[Start of MATERIAL FOR THE TASK]
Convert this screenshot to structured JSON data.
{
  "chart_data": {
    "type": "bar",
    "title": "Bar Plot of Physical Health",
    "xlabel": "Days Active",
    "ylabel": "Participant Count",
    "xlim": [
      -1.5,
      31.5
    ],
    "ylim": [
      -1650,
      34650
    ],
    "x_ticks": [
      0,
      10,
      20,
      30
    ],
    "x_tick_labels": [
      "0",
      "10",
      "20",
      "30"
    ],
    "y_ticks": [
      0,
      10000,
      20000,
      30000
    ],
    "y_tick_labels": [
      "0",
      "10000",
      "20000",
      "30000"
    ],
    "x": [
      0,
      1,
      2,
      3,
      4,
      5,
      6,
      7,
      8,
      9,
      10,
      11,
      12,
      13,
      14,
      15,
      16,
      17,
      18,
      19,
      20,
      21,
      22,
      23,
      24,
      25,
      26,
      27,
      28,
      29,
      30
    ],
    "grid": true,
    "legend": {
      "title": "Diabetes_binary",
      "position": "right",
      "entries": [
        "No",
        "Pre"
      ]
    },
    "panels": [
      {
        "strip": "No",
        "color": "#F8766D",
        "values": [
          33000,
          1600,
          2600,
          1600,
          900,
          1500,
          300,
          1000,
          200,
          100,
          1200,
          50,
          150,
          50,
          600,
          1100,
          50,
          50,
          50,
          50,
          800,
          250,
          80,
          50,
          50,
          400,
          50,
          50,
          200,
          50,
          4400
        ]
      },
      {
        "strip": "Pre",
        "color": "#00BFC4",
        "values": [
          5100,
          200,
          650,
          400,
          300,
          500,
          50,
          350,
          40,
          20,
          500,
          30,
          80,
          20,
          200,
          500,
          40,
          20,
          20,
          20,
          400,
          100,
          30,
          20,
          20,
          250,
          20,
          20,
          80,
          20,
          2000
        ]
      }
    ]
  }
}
[End of MATERIAL FOR THE TASK]
_TASK TO COMPLETE_. Exactly as they are written, print the entries again.

_SOLUTION FOR THIS PROBLEM_.
Convert this screenshot to structured JSON data.
{
  "chart_data": {
    "type": "bar",
    "title": "Bar Plot of Physical Health",
    "xlabel": "Days Active",
    "ylabel": "Participant Count",
    "xlim": [
      -1.5,
      31.5
    ],
    "ylim": [
      -1650,
      34650
    ],
    "x_ticks": [
      0,
      10,
      20,
      30
    ],
    "x_tick_labels": [
      "0",
      "10",
      "20",
      "30"
    ],
    "y_ticks": [
      0,
      10000,
      20000,
      30000
    ],
    "y_tick_labels": [
      "0",
      "10000",
      "20000",
      "30000"
    ],
    "x": [
      0,
      1,
      2,
      3,
      4,
      5,
      6,
      7,
      8,
      9,
      10,
      11,
      12,
      13,
      14,
      15,
      16,
      17,
      18,
      19,
      20,
      21,
      22,
      23,
      24,
      25,
      26,
      27,
      28,
      29,
      30
    ],
    "grid": true,
    "legend": {
      "title": "Diabetes_binary",
      "position": "right",
      "entries": [
        "No",
        "Pre"
      ]
    },
    "panels": [
      {
        "strip": "No",
        "color": "#F8766D",
        "values": [
          33000,
          1600,
          2600,
          1600,
          900,
          1500,
          300,
          1000,
          200,
          100,
          1200,
          50,
          150,
          50,
          600,
          1100,
          50,
          50,
          50,
          50,
          800,
          250,
          80,
          50,
          50,
          400,
          50,
          50,
          200,
          50,
          4400
        ]
      },
      {
        "strip": "Pre",
        "color": "#00BFC4",
        "values": [
          5100,
          200,
          650,
          400,
          300,
          500,
          50,
          350,
          40,
          20,
          500,
          30,
          80,
          20,
          200,
          500,
          40,
          20,
          20,
          20,
          400,
          100,
          30,
          20,
          20,
          250,
          20,
          20,
          80,
          20,
          2000
        ]
      }
    ]
  }
}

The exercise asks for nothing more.